# Problem to work on
Transcribe the listing word for word.
#### Rows ####
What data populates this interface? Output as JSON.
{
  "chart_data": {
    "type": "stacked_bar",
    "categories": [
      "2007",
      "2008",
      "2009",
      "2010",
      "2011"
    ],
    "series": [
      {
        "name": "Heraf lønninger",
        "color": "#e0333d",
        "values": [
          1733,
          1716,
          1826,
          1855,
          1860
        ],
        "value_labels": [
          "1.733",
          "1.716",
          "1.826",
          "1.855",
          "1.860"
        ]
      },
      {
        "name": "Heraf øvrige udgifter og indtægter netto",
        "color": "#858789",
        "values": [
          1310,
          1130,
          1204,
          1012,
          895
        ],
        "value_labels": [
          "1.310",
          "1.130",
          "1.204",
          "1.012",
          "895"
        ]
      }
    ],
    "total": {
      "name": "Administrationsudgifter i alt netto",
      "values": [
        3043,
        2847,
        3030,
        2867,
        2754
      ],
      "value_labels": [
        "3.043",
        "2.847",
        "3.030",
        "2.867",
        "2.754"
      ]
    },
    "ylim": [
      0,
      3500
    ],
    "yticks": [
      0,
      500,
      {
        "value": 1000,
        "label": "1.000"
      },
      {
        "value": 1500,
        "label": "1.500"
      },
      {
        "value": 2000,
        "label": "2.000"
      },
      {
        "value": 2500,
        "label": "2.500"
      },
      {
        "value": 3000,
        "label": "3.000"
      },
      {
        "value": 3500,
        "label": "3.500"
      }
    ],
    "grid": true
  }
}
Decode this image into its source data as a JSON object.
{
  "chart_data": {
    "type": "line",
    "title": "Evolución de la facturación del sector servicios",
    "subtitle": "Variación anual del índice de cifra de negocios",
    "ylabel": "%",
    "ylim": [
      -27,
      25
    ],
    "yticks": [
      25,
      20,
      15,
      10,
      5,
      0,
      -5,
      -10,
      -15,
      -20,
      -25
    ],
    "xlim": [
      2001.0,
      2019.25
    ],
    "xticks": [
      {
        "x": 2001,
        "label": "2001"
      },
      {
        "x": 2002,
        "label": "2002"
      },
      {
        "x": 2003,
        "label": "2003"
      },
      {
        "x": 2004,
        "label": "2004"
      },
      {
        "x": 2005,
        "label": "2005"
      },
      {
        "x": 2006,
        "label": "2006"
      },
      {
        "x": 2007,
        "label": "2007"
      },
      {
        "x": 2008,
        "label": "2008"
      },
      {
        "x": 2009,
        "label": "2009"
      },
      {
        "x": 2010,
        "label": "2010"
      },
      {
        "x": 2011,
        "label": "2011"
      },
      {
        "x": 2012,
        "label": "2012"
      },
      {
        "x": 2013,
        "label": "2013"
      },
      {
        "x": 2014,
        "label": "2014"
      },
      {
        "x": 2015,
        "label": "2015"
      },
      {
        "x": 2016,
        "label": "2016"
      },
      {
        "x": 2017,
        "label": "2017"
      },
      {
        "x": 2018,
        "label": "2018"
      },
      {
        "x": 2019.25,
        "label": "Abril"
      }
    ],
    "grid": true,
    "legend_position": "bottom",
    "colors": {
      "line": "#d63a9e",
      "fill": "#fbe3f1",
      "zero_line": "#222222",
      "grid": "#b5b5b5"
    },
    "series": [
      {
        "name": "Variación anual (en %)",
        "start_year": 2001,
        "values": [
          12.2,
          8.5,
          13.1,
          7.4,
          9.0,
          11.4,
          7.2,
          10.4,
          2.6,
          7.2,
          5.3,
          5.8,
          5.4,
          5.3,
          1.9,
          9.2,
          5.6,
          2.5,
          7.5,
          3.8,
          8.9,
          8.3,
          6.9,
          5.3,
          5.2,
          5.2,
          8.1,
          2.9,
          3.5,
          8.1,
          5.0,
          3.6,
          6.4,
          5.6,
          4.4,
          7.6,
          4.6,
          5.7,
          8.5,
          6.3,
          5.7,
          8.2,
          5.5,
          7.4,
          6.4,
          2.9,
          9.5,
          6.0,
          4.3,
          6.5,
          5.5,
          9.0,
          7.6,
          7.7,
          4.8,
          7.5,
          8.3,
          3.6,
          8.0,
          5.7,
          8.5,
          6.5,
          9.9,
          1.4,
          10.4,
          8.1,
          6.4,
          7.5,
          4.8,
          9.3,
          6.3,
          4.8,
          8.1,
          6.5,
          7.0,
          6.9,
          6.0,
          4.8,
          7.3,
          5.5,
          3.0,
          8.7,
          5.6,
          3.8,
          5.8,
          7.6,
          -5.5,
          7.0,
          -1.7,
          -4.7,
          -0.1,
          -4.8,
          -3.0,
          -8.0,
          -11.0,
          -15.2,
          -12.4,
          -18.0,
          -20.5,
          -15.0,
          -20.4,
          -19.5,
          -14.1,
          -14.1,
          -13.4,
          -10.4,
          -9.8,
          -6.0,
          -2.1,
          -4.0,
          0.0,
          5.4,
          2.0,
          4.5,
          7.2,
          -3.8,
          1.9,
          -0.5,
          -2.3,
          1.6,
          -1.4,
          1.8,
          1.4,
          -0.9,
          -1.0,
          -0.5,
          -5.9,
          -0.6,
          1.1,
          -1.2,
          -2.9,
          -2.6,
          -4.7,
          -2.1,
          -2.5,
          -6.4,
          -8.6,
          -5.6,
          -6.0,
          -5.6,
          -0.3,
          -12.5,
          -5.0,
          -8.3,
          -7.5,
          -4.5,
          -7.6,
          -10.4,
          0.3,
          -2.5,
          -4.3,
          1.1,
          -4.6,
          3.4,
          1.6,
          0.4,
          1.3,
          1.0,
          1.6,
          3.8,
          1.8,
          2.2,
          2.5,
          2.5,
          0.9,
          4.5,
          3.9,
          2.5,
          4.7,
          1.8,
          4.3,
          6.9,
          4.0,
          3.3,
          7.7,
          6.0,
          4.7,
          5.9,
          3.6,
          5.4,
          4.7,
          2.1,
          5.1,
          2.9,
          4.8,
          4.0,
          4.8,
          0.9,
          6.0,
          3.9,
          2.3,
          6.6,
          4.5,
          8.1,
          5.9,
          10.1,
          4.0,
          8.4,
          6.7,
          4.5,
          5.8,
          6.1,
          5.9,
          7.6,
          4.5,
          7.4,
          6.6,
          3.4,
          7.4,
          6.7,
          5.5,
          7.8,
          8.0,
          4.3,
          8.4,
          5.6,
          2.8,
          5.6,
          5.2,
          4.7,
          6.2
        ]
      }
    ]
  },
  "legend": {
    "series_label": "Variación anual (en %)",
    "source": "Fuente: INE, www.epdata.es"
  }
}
####
# Full answer
What data populates this interface? Output as JSON.
{
  "chart_data": {
    "type": "stacked_bar",
    "categories": [
      "2007",
      "2008",
      "2009",
      "2010",
      "2011"
    ],
    "series": [
      {
        "name": "Heraf lønninger",
        "color": "#e0333d",
        "values": [
          1733,
          1716,
          1826,
          1855,
          1860
        ],
        "value_labels": [
          "1.733",
          "1.716",
          "1.826",
          "1.855",
          "1.860"
        ]
      },
      {
        "name": "Heraf øvrige udgifter og indtægter netto",
        "color": "#858789",
        "values": [
          1310,
          1130,
          1204,
          1012,
          895
        ],
        "value_labels": [
          "1.310",
          "1.130",
          "1.204",
          "1.012",
          "895"
        ]
      }
    ],
    "total": {
      "name": "Administrationsudgifter i alt netto",
      "values": [
        3043,
        2847,
        3030,
        2867,
        2754
      ],
      "value_labels": [
        "3.043",
        "2.847",
        "3.030",
        "2.867",
        "2.754"
      ]
    },
    "ylim": [
      0,
      3500
    ],
    "yticks": [
      0,
      500,
      {
        "value": 1000,
        "label": "1.000"
      },
      {
        "value": 1500,
        "label": "1.500"
      },
      {
        "value": 2000,
        "label": "2.000"
      },
      {
        "value": 2500,
        "label": "2.500"
      },
      {
        "value": 3000,
        "label": "3.000"
      },
      {
        "value": 3500,
        "label": "3.500"
      }
    ],
    "grid": true
  }
}
Decode this image into its source data as a JSON object.
{
  "chart_data": {
    "type": "line",
    "title": "Evolución de la facturación del sector servicios",
    "subtitle": "Variación anual del índice de cifra de negocios",
    "ylabel": "%",
    "ylim": [
      -27,
      25
    ],
    "yticks": [
      25,
      20,
      15,
      10,
      5,
      0,
      -5,
      -10,
      -15,
      -20,
      -25
    ],
    "xlim": [
      2001.0,
      2019.25
    ],
    "xticks": [
      {
        "x": 2001,
        "label": "2001"
      },
      {
        "x": 2002,
        "label": "2002"
      },
      {
        "x": 2003,
        "label": "2003"
      },
      {
        "x": 2004,
        "label": "2004"
      },
      {
        "x": 2005,
        "label": "2005"
      },
      {
        "x": 2006,
        "label": "2006"
      },
      {
        "x": 2007,
        "label": "2007"
      },
      {
        "x": 2008,
        "label": "2008"
      },
      {
        "x": 2009,
        "label": "2009"
      },
      {
        "x": 2010,
        "label": "2010"
      },
      {
        "x": 2011,
        "label": "2011"
      },
      {
        "x": 2012,
        "label": "2012"
      },
      {
        "x": 2013,
        "label": "2013"
      },
      {
        "x": 2014,
        "label": "2014"
      },
      {
        "x": 2015,
        "label": "2015"
      },
      {
        "x": 2016,
        "label": "2016"
      },
      {
        "x": 2017,
        "label": "2017"
      },
      {
        "x": 2018,
        "label": "2018"
      },
      {
        "x": 2019.25,
        "label": "Abril"
      }
    ],
    "grid": true,
    "legend_position": "bottom",
    "colors": {
      "line": "#d63a9e",
      "fill": "#fbe3f1",
      "zero_line": "#222222",
      "grid": "#b5b5b5"
    },
    "series": [
      {
        "name": "Variación anual (en %)",
        "start_year": 2001,
        "values": [
          12.2,
          8.5,
          13.1,
          7.4,
          9.0,
          11.4,
          7.2,
          10.4,
          2.6,
          7.2,
          5.3,
          5.8,
          5.4,
          5.3,
          1.9,
          9.2,
          5.6,
          2.5,
          7.5,
          3.8,
          8.9,
          8.3,
          6.9,
          5.3,
          5.2,
          5.2,
          8.1,
          2.9,
          3.5,
          8.1,
          5.0,
          3.6,
          6.4,
          5.6,
          4.4,
          7.6,
          4.6,
          5.7,
          8.5,
          6.3,
          5.7,
          8.2,
          5.5,
          7.4,
          6.4,
          2.9,
          9.5,
          6.0,
          4.3,
          6.5,
          5.5,
          9.0,
          7.6,
          7.7,
          4.8,
          7.5,
          8.3,
          3.6,
          8.0,
          5.7,
          8.5,
          6.5,
          9.9,
          1.4,
          10.4,
          8.1,
          6.4,
          7.5,
          4.8,
          9.3,
          6.3,
          4.8,
          8.1,
          6.5,
          7.0,
          6.9,
          6.0,
          4.8,
          7.3,
          5.5,
          3.0,
          8.7,
          5.6,
          3.8,
          5.8,
          7.6,
          -5.5,
          7.0,
          -1.7,
          -4.7,
          -0.1,
          -4.8,
          -3.0,
          -8.0,
          -11.0,
          -15.2,
          -12.4,
          -18.0,
          -20.5,
          -15.0,
          -20.4,
          -19.5,
          -14.1,
          -14.1,
          -13.4,
          -10.4,
          -9.8,
          -6.0,
          -2.1,
          -4.0,
          0.0,
          5.4,
          2.0,
          4.5,
          7.2,
          -3.8,
          1.9,
          -0.5,
          -2.3,
          1.6,
          -1.4,
          1.8,
          1.4,
          -0.9,
          -1.0,
          -0.5,
          -5.9,
          -0.6,
          1.1,
          -1.2,
          -2.9,
          -2.6,
          -4.7,
          -2.1,
          -2.5,
          -6.4,
          -8.6,
          -5.6,
          -6.0,
          -5.6,
          -0.3,
          -12.5,
          -5.0,
          -8.3,
          -7.5,
          -4.5,
          -7.6,
          -10.4,
          0.3,
          -2.5,
          -4.3,
          1.1,
          -4.6,
          3.4,
          1.6,
          0.4,
          1.3,
          1.0,
          1.6,
          3.8,
          1.8,
          2.2,
          2.5,
          2.5,
          0.9,
          4.5,
          3.9,
          2.5,
          4.7,
          1.8,
          4.3,
          6.9,
          4.0,
          3.3,
          7.7,
          6.0,
          4.7,
          5.9,
          3.6,
          5.4,
          4.7,
          2.1,
          5.1,
          2.9,
          4.8,
          4.0,
          4.8,
          0.9,
          6.0,
          3.9,
          2.3,
          6.6,
          4.5,
          8.1,
          5.9,
          10.1,
          4.0,
          8.4,
          6.7,
          4.5,
          5.8,
          6.1,
          5.9,
          7.6,
          4.5,
          7.4,
          6.6,
          3.4,
          7.4,
          6.7,
          5.5,
          7.8,
          8.0,
          4.3,
          8.4,
          5.6,
          2.8,
          5.6,
          5.2,
          4.7,
          6.2
        ]
      }
    ]
  },
  "legend": {
    "series_label": "Variación anual (en %)",
    "source": "Fuente: INE, www.epdata.es"
  }
}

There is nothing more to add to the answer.